Saved entries
:::::
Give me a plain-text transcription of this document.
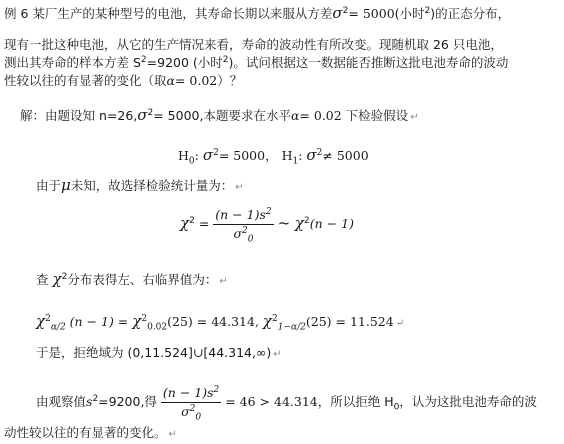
例 6 某厂生产的某种型号的电池，其寿命长期以来服从方差$\sigma^2= 5000$(小时$^2$)的正态分布，
现有一批这种电池，从它的生产情况来看，寿命的波动性有所改变。现随机取 26 只电池，
测出其寿命的样本方差 $S^2=9200$ (小时$^2$)。试问根据这一数据能否推断这批电池寿命的波动
性较以往的有显著的变化（取α= 0.02）？
解：由题设知 $n=26,\sigma^2= 5000$,本题要求在水平α= 0.02 下检验假设 ↵
$H_0$: $\sigma^2= 5000$， $H_1$: $\sigma^2\ne 5000$
由于μ未知，故选择检验统计量为： ↵
$\chi^2 = \frac{(n - 1)s^2}{\sigma^2_0}$ ~ $\chi^2(n - 1)$
查 $\chi^2$分布表得左、右临界值为： ↵
$\chi^2_{\alpha/2}$ $(n - 1) = \chi^2_{0.02}(25) = 44.314$, $\chi^2_{1-\alpha/2}(25) = 11.524$ ↵
于是，拒绝域为 (0,11.524]∪[44.314,∞) ↵
由观察值$s^2=9200$,得 $\frac{(n - 1)s^2}{\sigma^2_0} = 46 > 44.314$，所以拒绝 $H_0$，认为这批电池寿命的波
动性较以往的有显著的变化。 ↵
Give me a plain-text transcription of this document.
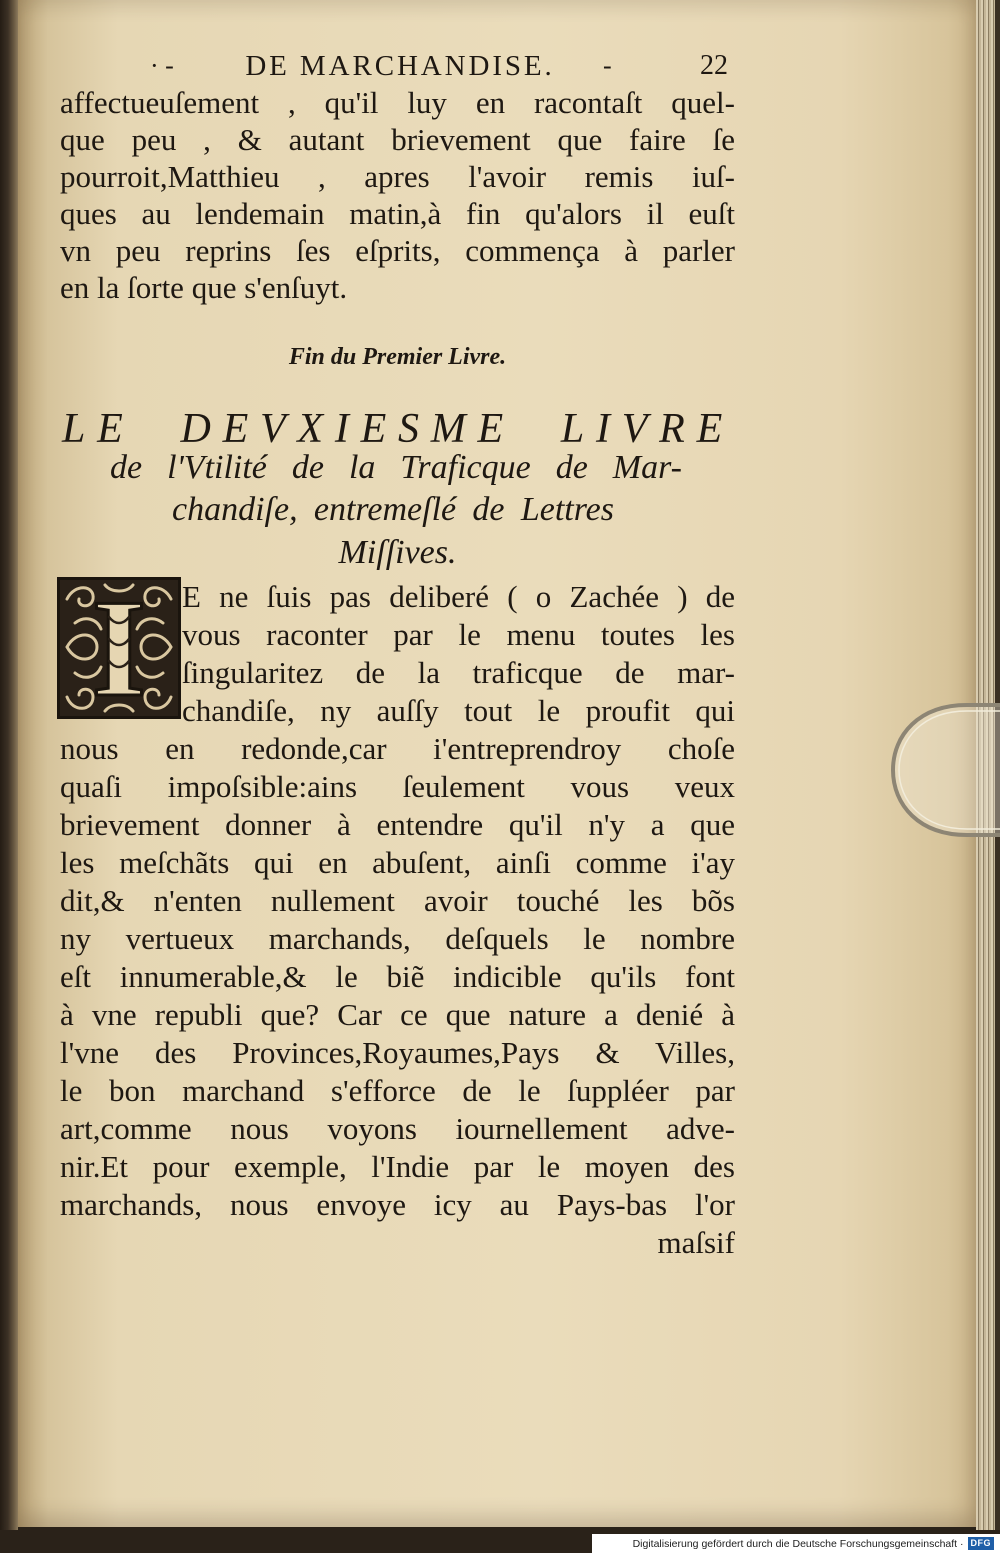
· -	DE MARCHANDISE.	-	22
affectueuſement , qu'il luy en racontaſt quel-
que peu , & autant brievement que faire ſe
pourroit,Matthieu , apres l'avoir remis iuſ-
ques au lendemain matin,à fin qu'alors il euſt
vn peu reprins ſes eſprits, commença à parler
en la ſorte que s'enſuyt.
Fin du Premier Livre.
LE DEVXIESME LIVRE
de l'Vtilité de la Traficque de Mar-
chandiſe, entremeſlé de Lettres
Miſſives.
I E ne ſuis pas deliberé ( o Zachée ) de
vous raconter par le menu toutes les
ſingularitez de la traficque de mar-
chandiſe, ny auſſy tout le proufit qui
nous en redonde,car i'entreprendroy choſe
quaſi impoſsible:ains ſeulement vous veux
brievement donner à entendre qu'il n'y a que
les meſchãts qui en abuſent, ainſi comme i'ay
dit,& n'enten nullement avoir touché les bõs
ny vertueux marchands, deſquels le nombre
eſt innumerable,& le biẽ indicible qu'ils font
à vne republi que? Car ce que nature a denié à
l'vne des Provinces,Royaumes,Pays & Villes,
le bon marchand s'efforce de le ſuppléer par
art,comme nous voyons iournellement adve-
nir.Et pour exemple, l'Indie par le moyen des
marchands, nous envoye icy au Pays-bas l'or
maſsif
Digitalisierung gefördert durch die Deutsche Forschungsgemeinschaft · DFG
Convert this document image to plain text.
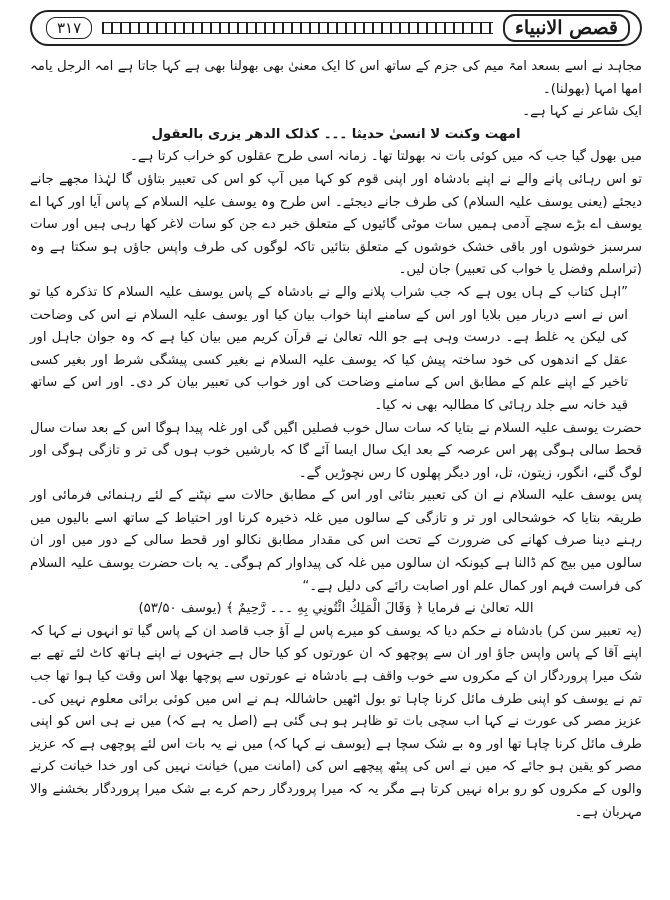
۳۱۷	قصص الانبیاء

مجاہد نے اسے بسعد امۃ میم کی جزم کے ساتھ اس کا ایک معنیٰ بھی بھولنا بھی ہے کہا جاتا ہے امہ الرجل یامہ امھا امہا (بھولنا)۔

ایک شاعر نے کہا ہے۔

امھت وکنت لا انسیٰ حدیثا ۔۔۔ کذلک الدھر یزری بالعقول

میں بھول گیا جب کہ میں کوئی بات نہ بھولتا تھا۔ زمانہ اسی طرح عقلوں کو خراب کرتا ہے۔

تو اس رہائی پانے والے نے اپنے بادشاہ اور اپنی قوم کو کہا میں آپ کو اس کی تعبیر بتاؤں گا لہٰذا مجھے جانے دیجئے (یعنی یوسف علیہ السلام) کی طرف جانے دیجئے۔ اس طرح وہ یوسف علیہ السلام کے پاس آیا اور کہا اے یوسف اے بڑے سچے آدمی ہمیں سات موٹی گائیوں کے متعلق خبر دے جن کو سات لاغر کھا رہی ہیں اور سات سرسبز خوشوں اور باقی خشک خوشوں کے متعلق بتائیں تاکہ لوگوں کی طرف واپس جاؤں ہو سکتا ہے وہ (تراسلم وفضل یا خواب کی تعبیر) جان لیں۔

”اہل کتاب کے ہاں یوں ہے کہ جب شراب پلانے والے نے بادشاہ کے پاس یوسف علیہ السلام کا تذکرہ کیا تو اس نے اسے دربار میں بلایا اور اس کے سامنے اپنا خواب بیان کیا اور یوسف علیہ السلام نے اس کی وضاحت کی لیکن یہ غلط ہے۔ درست وہی ہے جو اللہ تعالیٰ نے قرآن کریم میں بیان کیا ہے کہ وہ جوان جاہل اور عقل کے اندھوں کی خود ساختہ پیش کیا کہ یوسف علیہ السلام نے بغیر کسی پیشگی شرط اور بغیر کسی تاخیر کے اپنے علم کے مطابق اس کے سامنے وضاحت کی اور خواب کی تعبیر بیان کر دی۔ اور اس کے ساتھ قید خانہ سے جلد رہائی کا مطالبہ بھی نہ کیا۔

حضرت یوسف علیہ السلام نے بتایا کہ سات سال خوب فصلیں اگیں گی اور غلہ پیدا ہوگا اس کے بعد سات سال قحط سالی ہوگی پھر اس عرصہ کے بعد ایک سال ایسا آئے گا کہ بارشیں خوب ہوں گی تر و تازگی ہوگی اور لوگ گنے، انگور، زیتون، تل، اور دیگر پھلوں کا رس نچوڑیں گے۔

پس یوسف علیہ السلام نے ان کی تعبیر بتائی اور اس کے مطابق حالات سے نپٹنے کے لئے رہنمائی فرمائی اور طریقہ بتایا کہ خوشحالی اور تر و تازگی کے سالوں میں غلہ ذخیرہ کرنا اور احتیاط کے ساتھ اسے بالیوں میں رہنے دینا صرف کھانے کی ضرورت کے تحت اس کی مقدار مطابق نکالو اور قحط سالی کے دور میں اور ان سالوں میں بیج کم ڈالنا ہے کیونکہ ان سالوں میں غلہ کی پیداوار کم ہوگی۔ یہ بات حضرت یوسف علیہ السلام کی فراست فہم اور کمال علم اور اصابت رائے کی دلیل ہے۔“

اللہ تعالیٰ نے فرمایا ﴿ وَقَالَ الْمَلِكُ ائْتُونِي بِهِ ۔۔۔ رَّحِيمٌ ﴾ (یوسف ۵۳/۵۰)

(یہ تعبیر سن کر) بادشاہ نے حکم دیا کہ یوسف کو میرے پاس لے آؤ جب قاصد ان کے پاس گیا تو انہوں نے کہا کہ اپنے آقا کے پاس واپس جاؤ اور ان سے پوچھو کہ ان عورتوں کو کیا حال ہے جنہوں نے اپنے ہاتھ کاٹ لئے تھے بے شک میرا پروردگار ان کے مکروں سے خوب واقف ہے بادشاہ نے عورتوں سے پوچھا بھلا اس وقت کیا ہوا تھا جب تم نے یوسف کو اپنی طرف مائل کرنا چاہا تو بول اٹھیں حاشاللہ ہم نے اس میں کوئی برائی معلوم نہیں کی۔ عزیز مصر کی عورت نے کہا اب سچی بات تو ظاہر ہو ہی گئی ہے (اصل یہ ہے کہ) میں نے ہی اس کو اپنی طرف مائل کرنا چاہا تھا اور وہ بے شک سچا ہے (یوسف نے کہا کہ) میں نے یہ بات اس لئے پوچھی ہے کہ عزیز مصر کو یقین ہو جائے کہ میں نے اس کی پیٹھ پیچھے اس کی (امانت میں) خیانت نہیں کی اور خدا خیانت کرنے والوں کے مکروں کو رو براہ نہیں کرتا ہے مگر یہ کہ میرا پروردگار رحم کرے بے شک میرا پروردگار بخشنے والا مہربان ہے۔
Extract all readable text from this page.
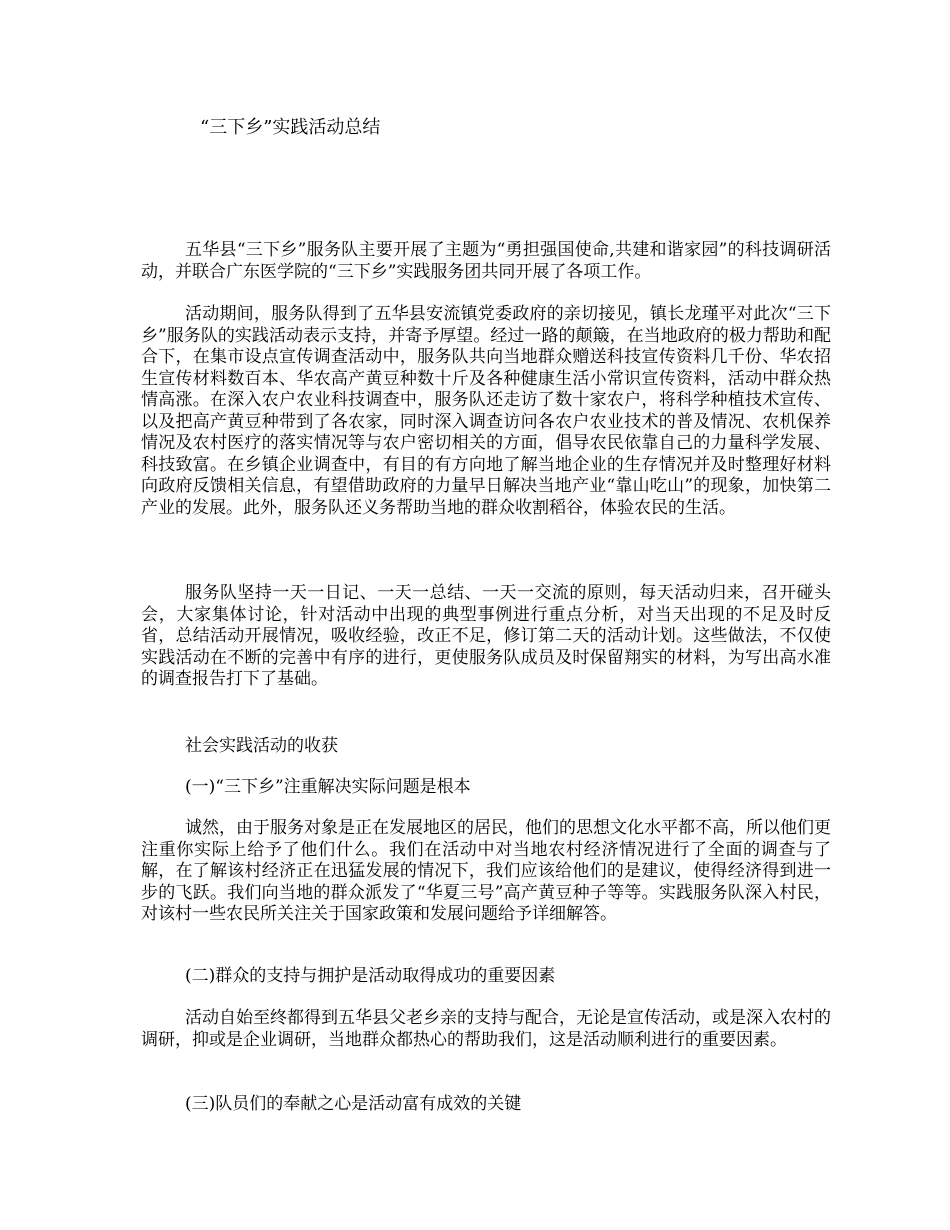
“三下乡”实践活动总结

五华县“三下乡”服务队主要开展了主题为“勇担强国使命,共建和谐家园”的科技调研活动，并联合广东医学院的“三下乡”实践服务团共同开展了各项工作。

活动期间，服务队得到了五华县安流镇党委政府的亲切接见，镇长龙瑾平对此次“三下乡”服务队的实践活动表示支持，并寄予厚望。经过一路的颠簸，在当地政府的极力帮助和配合下，在集市设点宣传调查活动中，服务队共向当地群众赠送科技宣传资料几千份、华农招生宣传材料数百本、华农高产黄豆种数十斤及各种健康生活小常识宣传资料，活动中群众热情高涨。在深入农户农业科技调查中，服务队还走访了数十家农户，将科学种植技术宣传、以及把高产黄豆种带到了各农家，同时深入调查访问各农户农业技术的普及情况、农机保养情况及农村医疗的落实情况等与农户密切相关的方面，倡导农民依靠自己的力量科学发展、科技致富。在乡镇企业调查中，有目的有方向地了解当地企业的生存情况并及时整理好材料向政府反馈相关信息，有望借助政府的力量早日解决当地产业“靠山吃山”的现象，加快第二产业的发展。此外，服务队还义务帮助当地的群众收割稻谷，体验农民的生活。

服务队坚持一天一日记、一天一总结、一天一交流的原则，每天活动归来，召开碰头会，大家集体讨论，针对活动中出现的典型事例进行重点分析，对当天出现的不足及时反省，总结活动开展情况，吸收经验，改正不足，修订第二天的活动计划。这些做法，不仅使实践活动在不断的完善中有序的进行，更使服务队成员及时保留翔实的材料，为写出高水准的调查报告打下了基础。

社会实践活动的收获
(一)“三下乡”注重解决实际问题是根本

诚然，由于服务对象是正在发展地区的居民，他们的思想文化水平都不高，所以他们更注重你实际上给予了他们什么。我们在活动中对当地农村经济情况进行了全面的调查与了解，在了解该村经济正在迅猛发展的情况下，我们应该给他们的是建议，使得经济得到进一步的飞跃。我们向当地的群众派发了“华夏三号”高产黄豆种子等等。实践服务队深入村民，对该村一些农民所关注关于国家政策和发展问题给予详细解答。

(二)群众的支持与拥护是活动取得成功的重要因素

活动自始至终都得到五华县父老乡亲的支持与配合，无论是宣传活动，或是深入农村的调研，抑或是企业调研，当地群众都热心的帮助我们，这是活动顺利进行的重要因素。

(三)队员们的奉献之心是活动富有成效的关键
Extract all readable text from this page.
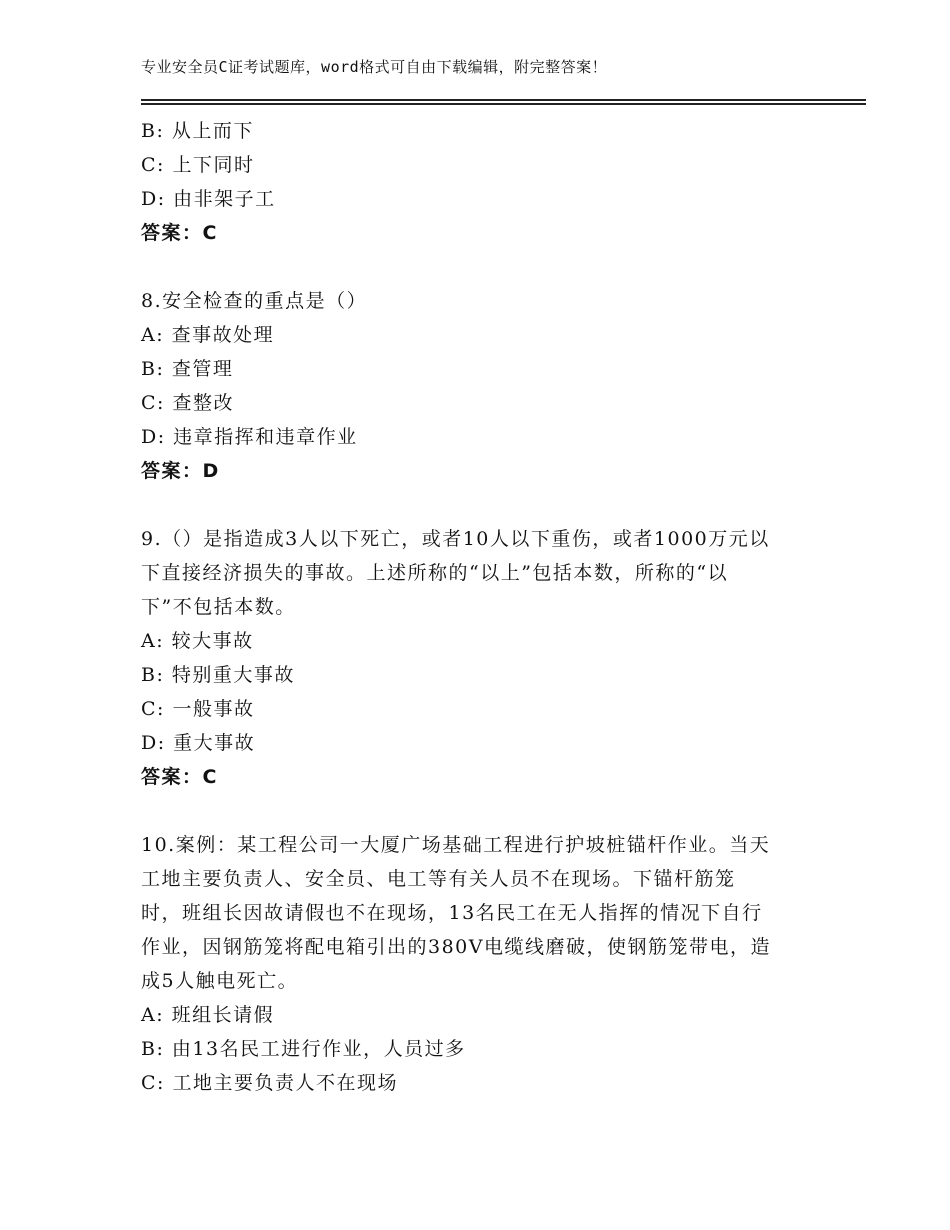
专业安全员C证考试题库，word格式可自由下载编辑，附完整答案！
B: 从上而下
C: 上下同时
D: 由非架子工
答案：C
8.安全检查的重点是（）
A: 查事故处理
B: 查管理
C: 查整改
D: 违章指挥和违章作业
答案：D
9.（）是指造成3人以下死亡，或者10人以下重伤，或者1000万元以
下直接经济损失的事故。上述所称的“以上”包括本数，所称的“以
下”不包括本数。
A: 较大事故
B: 特别重大事故
C: 一般事故
D: 重大事故
答案：C
10.案例：某工程公司一大厦广场基础工程进行护坡桩锚杆作业。当天
工地主要负责人、安全员、电工等有关人员不在现场。下锚杆筋笼
时，班组长因故请假也不在现场，13名民工在无人指挥的情况下自行
作业，因钢筋笼将配电箱引出的380V电缆线磨破，使钢筋笼带电，造
成5人触电死亡。
A: 班组长请假
B: 由13名民工进行作业，人员过多
C: 工地主要负责人不在现场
:::::
▶ **Stated problem**:
Show every line of the records above that contains the word "تعالی".

▶ **Result for this exercise**:
”اہل کتاب کے ہاں یوں ہے کہ جب شراب پلانے والے نے بادشاہ کے پاس یوسف علیہ السلام کا تذکرہ کیا تو اس نے اسے دربار میں بلایا اور اس کے سامنے اپنا خواب بیان کیا اور یوسف علیہ السلام نے اس کی وضاحت کی لیکن یہ غلط ہے۔ درست وہی ہے جو اللہ تعالیٰ نے قرآن کریم میں بیان کیا ہے کہ وہ جوان جاہل اور عقل کے اندھوں کی خود ساختہ پیش کیا کہ یوسف علیہ السلام نے بغیر کسی پیشگی شرط اور بغیر کسی تاخیر کے اپنے علم کے مطابق اس کے سامنے وضاحت کی اور خواب کی تعبیر بیان کر دی۔ اور اس کے ساتھ قید خانہ سے جلد رہائی کا مطالبہ بھی نہ کیا۔
اللہ تعالیٰ نے فرمایا ﴿ وَقَالَ الْمَلِكُ ائْتُونِي بِهِ ۔۔۔ رَّحِيمٌ ﴾ (یوسف ۵۳/۵۰)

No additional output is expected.